• **WHAT THE TASK REQUIRES**:
Set down the data below without change, skipping the pictures it holds.

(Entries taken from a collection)
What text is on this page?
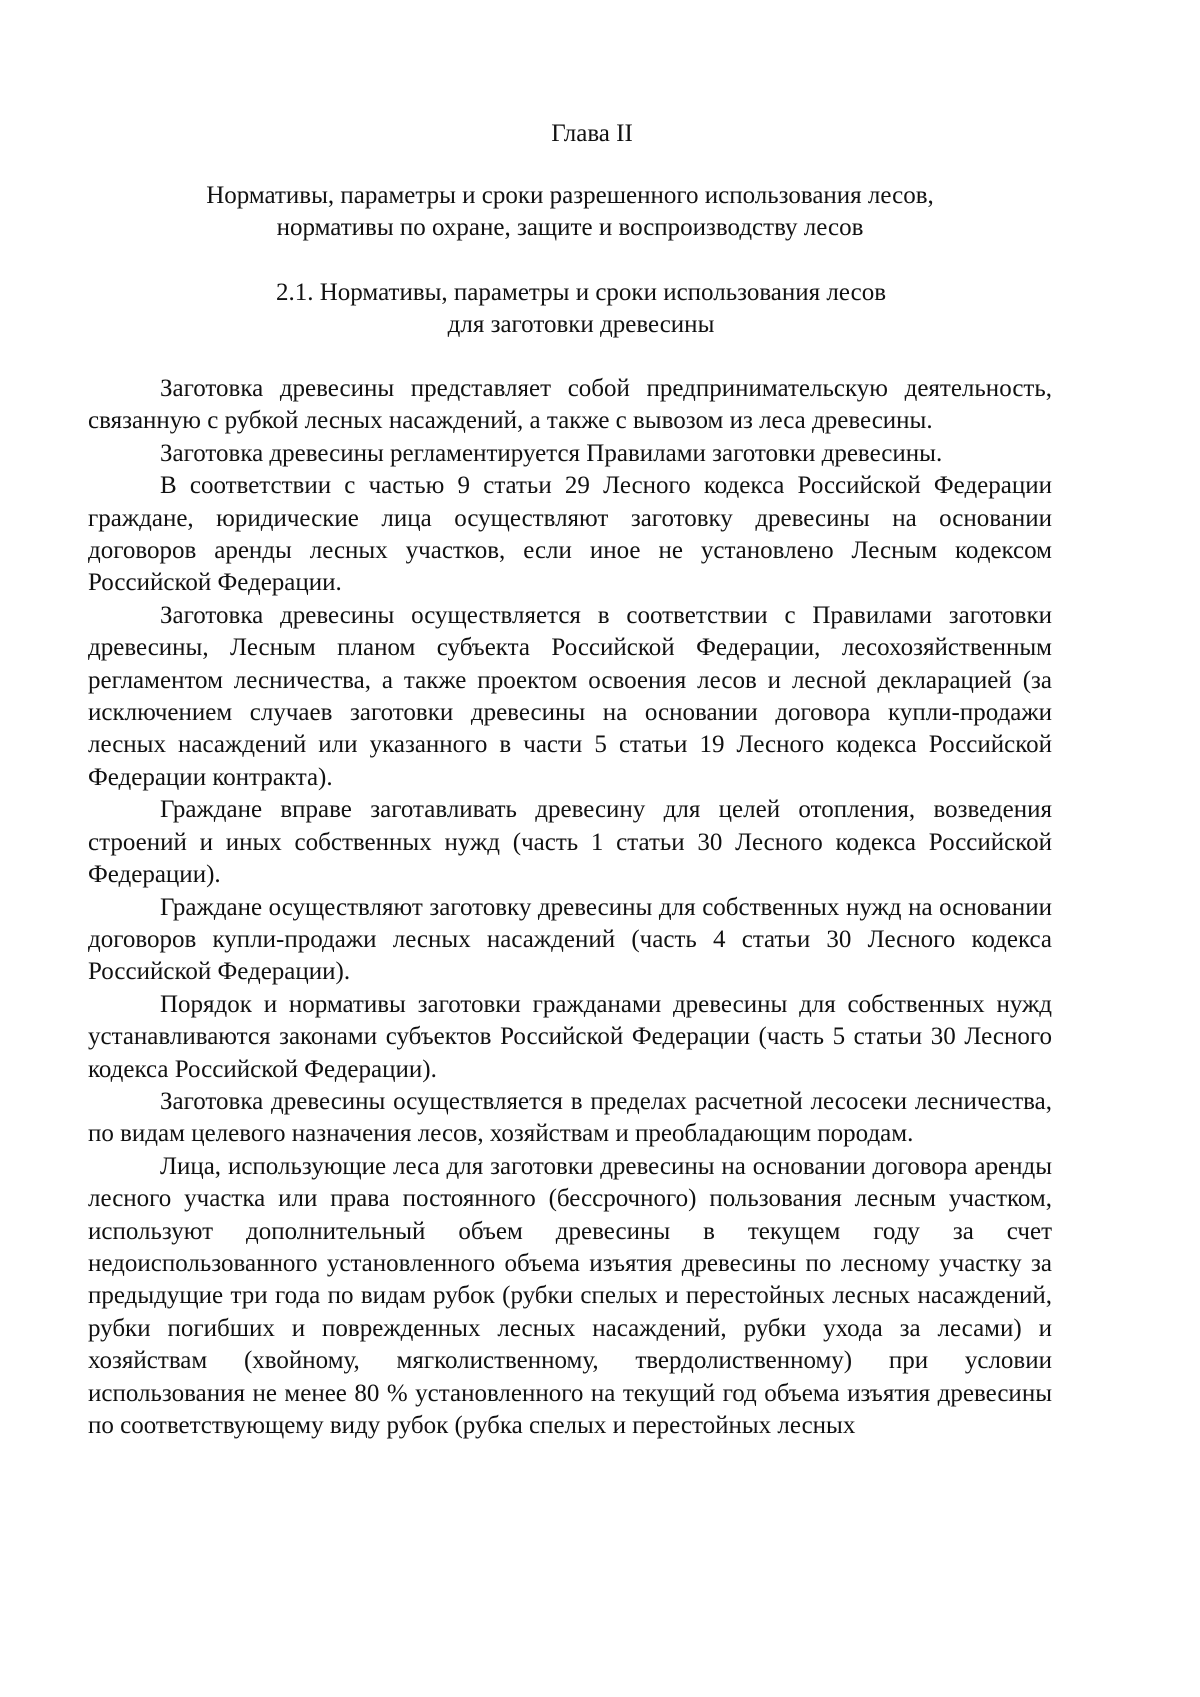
Глава II

Нормативы, параметры и сроки разрешенного использования лесов,
нормативы по охране, защите и воспроизводству лесов
2.1. Нормативы, параметры и сроки использования лесов
для заготовки древесины

Заготовка древесины представляет собой предпринимательскую деятельность, связанную с рубкой лесных насаждений, а также с вывозом из леса древесины.

Заготовка древесины регламентируется Правилами заготовки древесины.

В соответствии с частью 9 статьи 29 Лесного кодекса Российской Федерации граждане, юридические лица осуществляют заготовку древесины на основании договоров аренды лесных участков, если иное не установлено Лесным кодексом Российской Федерации.

Заготовка древесины осуществляется в соответствии с Правилами заготовки древесины, Лесным планом субъекта Российской Федерации, лесохозяйственным регламентом лесничества, а также проектом освоения лесов и лесной декларацией (за исключением случаев заготовки древесины на основании договора купли-продажи лесных насаждений или указанного в части 5 статьи 19 Лесного кодекса Российской Федерации контракта).

Граждане вправе заготавливать древесину для целей отопления, возведения строений и иных собственных нужд (часть 1 статьи 30 Лесного кодекса Российской Федерации).

Граждане осуществляют заготовку древесины для собственных нужд на основании договоров купли-продажи лесных насаждений (часть 4 статьи 30 Лесного кодекса Российской Федерации).

Порядок и нормативы заготовки гражданами древесины для собственных нужд устанавливаются законами субъектов Российской Федерации (часть 5 статьи 30 Лесного кодекса Российской Федерации).

Заготовка древесины осуществляется в пределах расчетной лесосеки лесничества, по видам целевого назначения лесов, хозяйствам и преобладающим породам.

Лица, использующие леса для заготовки древесины на основании договора аренды лесного участка или права постоянного (бессрочного) пользования лесным участком, используют дополнительный объем древесины в текущем году за счет недоиспользованного установленного объема изъятия древесины по лесному участку за предыдущие три года по видам рубок (рубки спелых и перестойных лесных насаждений, рубки погибших и поврежденных лесных насаждений, рубки ухода за лесами) и хозяйствам (хвойному, мягколиственному, твердолиственному) при условии использования не менее 80 % установленного на текущий год объема изъятия древесины по соответствующему виду рубок (рубка спелых и перестойных лесных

• **TASK SOLUTION**:
What text is on this page?
Глава II

Нормативы, параметры и сроки разрешенного использования лесов,
нормативы по охране, защите и воспроизводству лесов
2.1. Нормативы, параметры и сроки использования лесов
для заготовки древесины

Заготовка древесины представляет собой предпринимательскую деятельность, связанную с рубкой лесных насаждений, а также с вывозом из леса древесины.

Заготовка древесины регламентируется Правилами заготовки древесины.

В соответствии с частью 9 статьи 29 Лесного кодекса Российской Федерации граждане, юридические лица осуществляют заготовку древесины на основании договоров аренды лесных участков, если иное не установлено Лесным кодексом Российской Федерации.

Заготовка древесины осуществляется в соответствии с Правилами заготовки древесины, Лесным планом субъекта Российской Федерации, лесохозяйственным регламентом лесничества, а также проектом освоения лесов и лесной декларацией (за исключением случаев заготовки древесины на основании договора купли-продажи лесных насаждений или указанного в части 5 статьи 19 Лесного кодекса Российской Федерации контракта).

Граждане вправе заготавливать древесину для целей отопления, возведения строений и иных собственных нужд (часть 1 статьи 30 Лесного кодекса Российской Федерации).

Граждане осуществляют заготовку древесины для собственных нужд на основании договоров купли-продажи лесных насаждений (часть 4 статьи 30 Лесного кодекса Российской Федерации).

Порядок и нормативы заготовки гражданами древесины для собственных нужд устанавливаются законами субъектов Российской Федерации (часть 5 статьи 30 Лесного кодекса Российской Федерации).

Заготовка древесины осуществляется в пределах расчетной лесосеки лесничества, по видам целевого назначения лесов, хозяйствам и преобладающим породам.

Лица, использующие леса для заготовки древесины на основании договора аренды лесного участка или права постоянного (бессрочного) пользования лесным участком, используют дополнительный объем древесины в текущем году за счет недоиспользованного установленного объема изъятия древесины по лесному участку за предыдущие три года по видам рубок (рубки спелых и перестойных лесных насаждений, рубки погибших и поврежденных лесных насаждений, рубки ухода за лесами) и хозяйствам (хвойному, мягколиственному, твердолиственному) при условии использования не менее 80 % установленного на текущий год объема изъятия древесины по соответствующему виду рубок (рубка спелых и перестойных лесных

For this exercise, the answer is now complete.